===== Input records

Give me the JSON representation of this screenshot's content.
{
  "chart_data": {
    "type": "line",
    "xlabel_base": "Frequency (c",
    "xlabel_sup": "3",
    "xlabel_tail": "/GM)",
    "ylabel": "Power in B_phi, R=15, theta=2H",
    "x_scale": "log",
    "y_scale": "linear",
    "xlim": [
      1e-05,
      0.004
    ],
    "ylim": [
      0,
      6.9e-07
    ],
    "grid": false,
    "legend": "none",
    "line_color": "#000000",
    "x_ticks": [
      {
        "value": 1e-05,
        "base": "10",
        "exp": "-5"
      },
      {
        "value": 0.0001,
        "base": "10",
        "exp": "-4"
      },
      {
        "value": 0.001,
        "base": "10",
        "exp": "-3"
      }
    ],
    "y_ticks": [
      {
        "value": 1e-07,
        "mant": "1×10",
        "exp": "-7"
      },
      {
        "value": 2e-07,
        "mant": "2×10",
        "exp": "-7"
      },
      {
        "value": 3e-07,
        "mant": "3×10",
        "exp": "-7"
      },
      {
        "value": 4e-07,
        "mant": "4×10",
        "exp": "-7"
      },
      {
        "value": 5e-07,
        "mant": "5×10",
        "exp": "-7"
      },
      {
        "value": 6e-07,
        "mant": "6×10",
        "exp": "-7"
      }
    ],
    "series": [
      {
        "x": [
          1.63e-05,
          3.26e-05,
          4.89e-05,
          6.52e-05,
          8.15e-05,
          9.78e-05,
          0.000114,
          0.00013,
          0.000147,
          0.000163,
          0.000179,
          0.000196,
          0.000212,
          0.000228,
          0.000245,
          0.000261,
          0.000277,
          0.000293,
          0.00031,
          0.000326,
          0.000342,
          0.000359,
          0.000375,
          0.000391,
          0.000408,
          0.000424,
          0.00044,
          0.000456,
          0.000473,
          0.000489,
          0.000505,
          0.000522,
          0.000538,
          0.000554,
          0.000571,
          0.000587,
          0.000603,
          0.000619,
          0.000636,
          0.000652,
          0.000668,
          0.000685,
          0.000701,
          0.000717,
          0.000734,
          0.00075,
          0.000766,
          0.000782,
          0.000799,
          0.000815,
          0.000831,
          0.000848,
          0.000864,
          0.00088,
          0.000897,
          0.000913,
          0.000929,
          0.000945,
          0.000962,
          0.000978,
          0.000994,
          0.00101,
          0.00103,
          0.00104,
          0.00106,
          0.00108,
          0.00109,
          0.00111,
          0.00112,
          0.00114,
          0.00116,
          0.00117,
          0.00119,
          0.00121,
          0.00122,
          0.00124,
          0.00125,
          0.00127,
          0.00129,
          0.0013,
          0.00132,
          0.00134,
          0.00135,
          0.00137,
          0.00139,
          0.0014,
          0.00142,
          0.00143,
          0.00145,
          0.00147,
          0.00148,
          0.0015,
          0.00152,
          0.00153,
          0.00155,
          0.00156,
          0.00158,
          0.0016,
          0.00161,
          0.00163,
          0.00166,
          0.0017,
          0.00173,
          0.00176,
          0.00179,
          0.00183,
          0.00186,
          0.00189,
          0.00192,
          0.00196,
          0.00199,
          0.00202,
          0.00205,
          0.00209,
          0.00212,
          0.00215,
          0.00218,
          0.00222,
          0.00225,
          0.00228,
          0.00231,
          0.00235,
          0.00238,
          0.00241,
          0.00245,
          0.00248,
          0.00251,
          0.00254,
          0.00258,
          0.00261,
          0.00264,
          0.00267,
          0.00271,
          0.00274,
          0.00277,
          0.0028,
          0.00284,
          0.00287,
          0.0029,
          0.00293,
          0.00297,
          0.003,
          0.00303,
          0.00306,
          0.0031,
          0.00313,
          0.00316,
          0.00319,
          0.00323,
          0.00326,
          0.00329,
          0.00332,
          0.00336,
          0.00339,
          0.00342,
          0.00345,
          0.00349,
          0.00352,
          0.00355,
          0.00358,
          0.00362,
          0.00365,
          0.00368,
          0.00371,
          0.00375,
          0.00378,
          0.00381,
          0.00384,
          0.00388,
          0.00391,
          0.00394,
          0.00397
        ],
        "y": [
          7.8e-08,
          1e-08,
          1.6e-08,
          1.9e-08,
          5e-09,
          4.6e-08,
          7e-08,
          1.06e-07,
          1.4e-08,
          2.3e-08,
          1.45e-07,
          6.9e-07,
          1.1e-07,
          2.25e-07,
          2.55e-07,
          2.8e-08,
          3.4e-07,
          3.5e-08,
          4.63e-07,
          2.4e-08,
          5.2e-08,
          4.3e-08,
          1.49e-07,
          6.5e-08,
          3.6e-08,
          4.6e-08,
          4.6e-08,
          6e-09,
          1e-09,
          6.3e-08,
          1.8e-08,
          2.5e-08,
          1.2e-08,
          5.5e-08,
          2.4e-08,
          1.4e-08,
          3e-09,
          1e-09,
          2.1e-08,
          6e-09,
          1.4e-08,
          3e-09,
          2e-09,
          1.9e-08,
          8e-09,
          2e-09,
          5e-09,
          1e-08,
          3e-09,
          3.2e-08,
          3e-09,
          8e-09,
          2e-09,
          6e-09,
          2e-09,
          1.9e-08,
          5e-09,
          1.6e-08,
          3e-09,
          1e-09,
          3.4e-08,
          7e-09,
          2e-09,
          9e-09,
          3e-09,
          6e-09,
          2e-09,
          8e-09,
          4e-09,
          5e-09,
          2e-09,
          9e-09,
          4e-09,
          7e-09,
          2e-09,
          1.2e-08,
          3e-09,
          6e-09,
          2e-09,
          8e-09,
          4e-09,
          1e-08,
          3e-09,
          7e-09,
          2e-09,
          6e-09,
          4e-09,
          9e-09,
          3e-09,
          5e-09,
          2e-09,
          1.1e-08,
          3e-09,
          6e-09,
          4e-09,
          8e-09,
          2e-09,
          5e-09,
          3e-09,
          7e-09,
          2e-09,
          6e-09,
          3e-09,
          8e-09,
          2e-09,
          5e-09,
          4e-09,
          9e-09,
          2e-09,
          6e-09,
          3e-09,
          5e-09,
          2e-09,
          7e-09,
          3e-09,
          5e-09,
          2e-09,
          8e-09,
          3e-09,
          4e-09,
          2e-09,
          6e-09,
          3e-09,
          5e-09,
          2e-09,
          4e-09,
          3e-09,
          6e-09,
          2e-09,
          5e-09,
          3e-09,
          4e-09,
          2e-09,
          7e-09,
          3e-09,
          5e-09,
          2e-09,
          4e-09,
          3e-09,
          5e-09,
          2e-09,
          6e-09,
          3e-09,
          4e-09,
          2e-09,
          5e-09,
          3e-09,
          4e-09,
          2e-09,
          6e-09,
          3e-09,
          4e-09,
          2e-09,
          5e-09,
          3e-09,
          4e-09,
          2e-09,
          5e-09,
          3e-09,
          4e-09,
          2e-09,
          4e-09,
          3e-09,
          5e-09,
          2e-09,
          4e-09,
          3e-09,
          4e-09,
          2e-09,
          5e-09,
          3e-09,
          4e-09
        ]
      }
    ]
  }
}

==========

> _Exercise brief_:
Out of the records, collect only those lines that contain the string "mant".

> _Full solution_:
        "mant": "1×10",
        "mant": "2×10",
        "mant": "3×10",
        "mant": "4×10",
        "mant": "5×10",
        "mant": "6×10",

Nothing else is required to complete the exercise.